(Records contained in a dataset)
○ ○ ○ ○
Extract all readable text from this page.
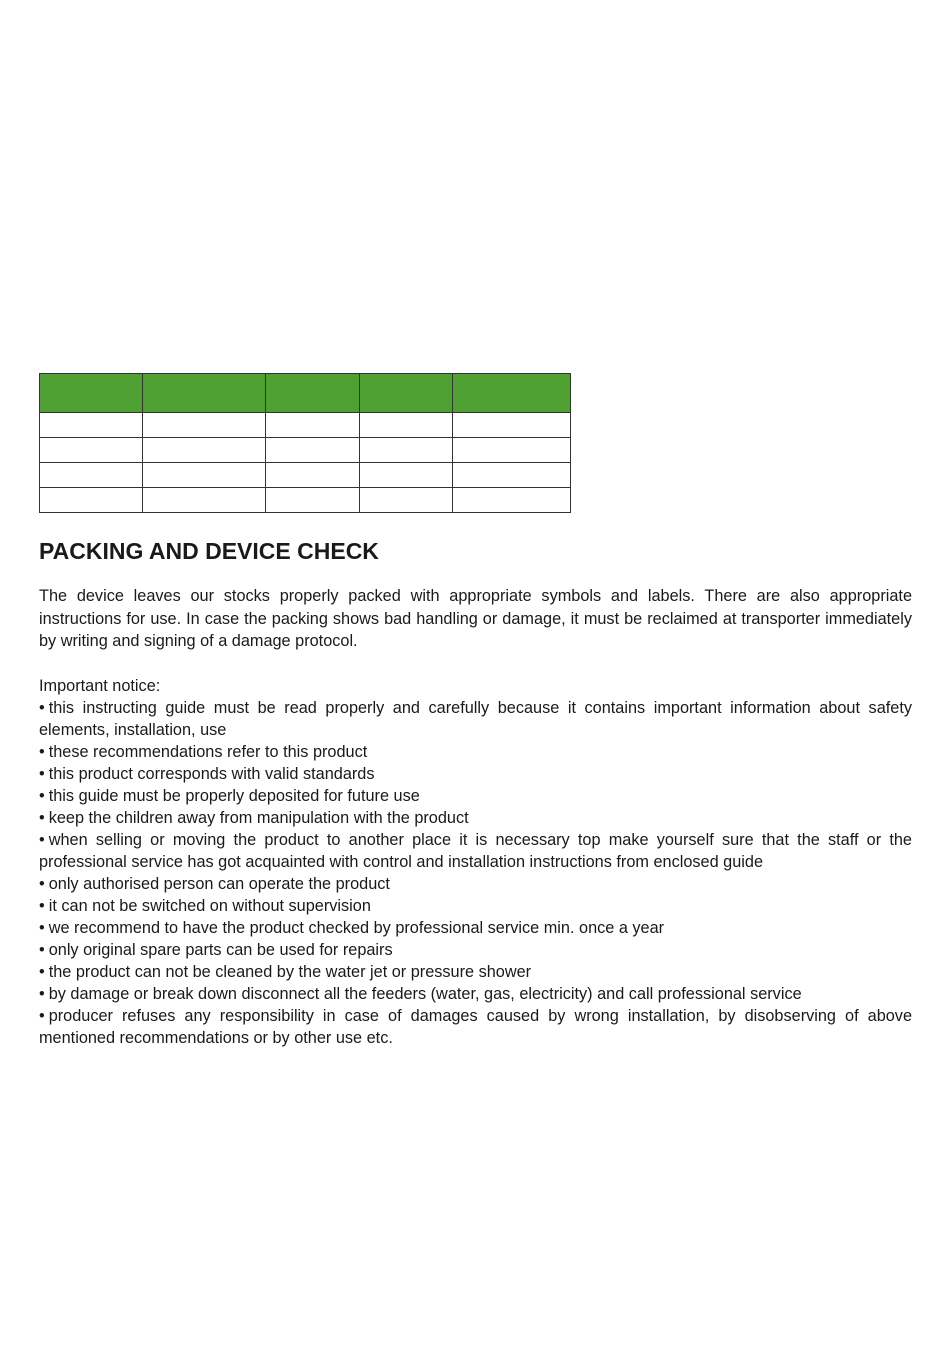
PACKING AND DEVICE CHECK

The device leaves our stocks properly packed with appropriate symbols and labels. There are also appropriate instructions for use. In case the packing shows bad handling or damage, it must be reclaimed at transporter immediately by writing and signing of a damage protocol.

Important notice:
• this instructing guide must be read properly and carefully because it contains important information about safety elements, installation, use
• these recommendations refer to this product
• this product corresponds with valid standards
• this guide must be properly deposited for future use
• keep the children away from manipulation with the product
• when selling or moving the product to another place it is necessary top make yourself sure that the staff or the professional service has got acquainted with control and installation instructions from enclosed guide
• only authorised person can operate the product
• it can not be switched on without supervision
• we recommend to have the product checked by professional service min. once a year
• only original spare parts can be used for repairs
• the product can not be cleaned by the water jet or pressure shower
• by damage or break down disconnect all the feeders (water, gas, electricity) and call professional service
• producer refuses any responsibility in case of damages caused by wrong installation, by disobserving of above mentioned recommendations or by other use etc.
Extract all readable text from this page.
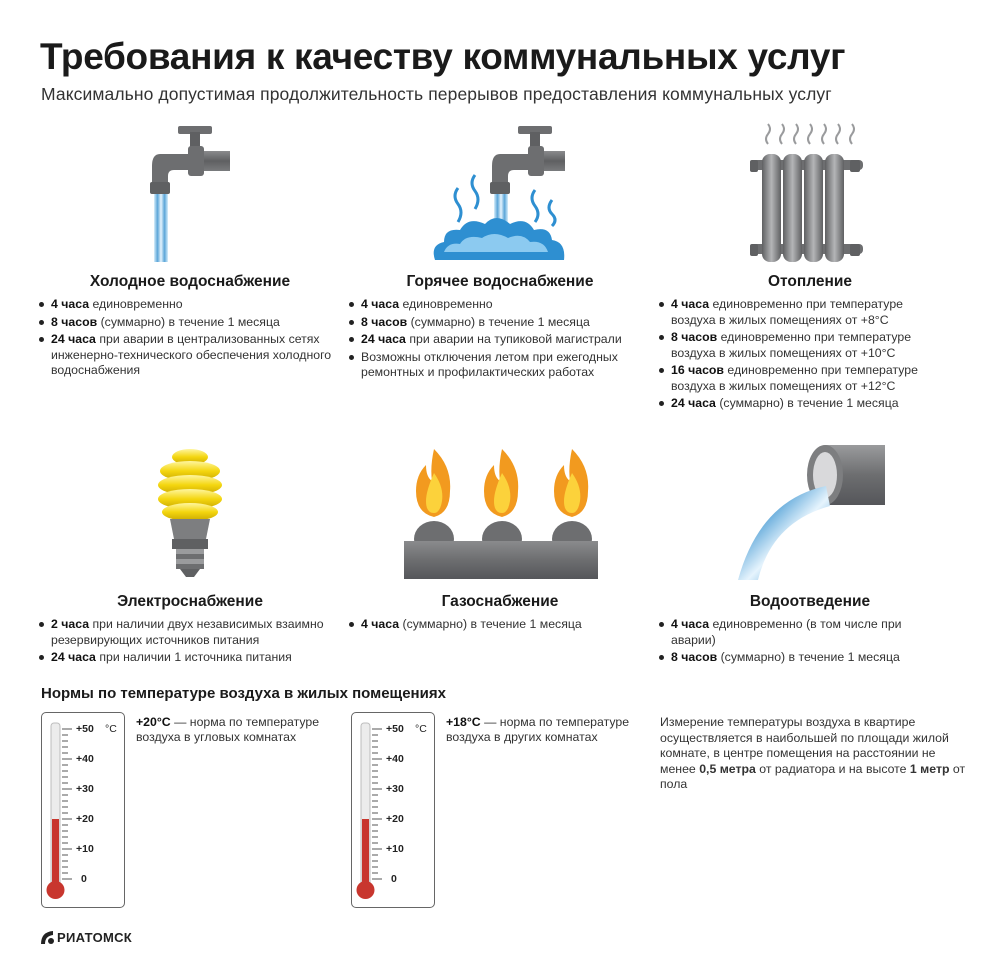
Требования к качеству коммунальных услуг
Максимально допустимая продолжительность перерывов предоставления коммунальных услуг
Холодное водоснабжение	Горячее водоснабжение	Отопление
Электроснабжение	Газоснабжение	Водоотведение
4 часа единовременно
8 часов (суммарно) в течение 1 месяца
24 часа при аварии в централизованных сетях инженерно-технического обеспечения холодного водоснабжения
4 часа единовременно
8 часов (суммарно) в течение 1 месяца
24 часа при аварии на тупиковой магистрали
Возможны отключения летом при ежегодных ремонтных и профилактических работах
4 часа единовременно при температуре воздуха в жилых помещениях от +8°C
8 часов единовременно при температуре воздуха в жилых помещениях от +10°C
16 часов единовременно при температуре воздуха в жилых помещениях от +12°C
24 часа (суммарно) в течение 1 месяца
2 часа при наличии двух независимых взаимно резервирующих источников питания
24 часа при наличии 1 источника питания
4 часа (суммарно) в течение 1 месяца	4 часа единовременно (в том числе при аварии)
8 часов (суммарно) в течение 1 месяца
Нормы по температуре воздуха в жилых помещениях
°C
+50
+40
+30
+20
+10
0
+20°C — норма по температуре воздуха в угловых комнатах
°C
+50
+40
+30
+20
+10
0
+18°C — норма по температуре воздуха в других комнатах
Измерение температуры воздуха в квартире осуществляется в наибольшей по площади жилой комнате, в центре помещения на расстоянии не менее 0,5 метра от радиатора и на высоте 1 метр от пола
РИАТОМСК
○ ○ ○ ○
▸ **SET EXERCISE**: Look through the records above and report how many lines hold the word "аварии", giving only the number.

▸ **TASK RESULT**: 3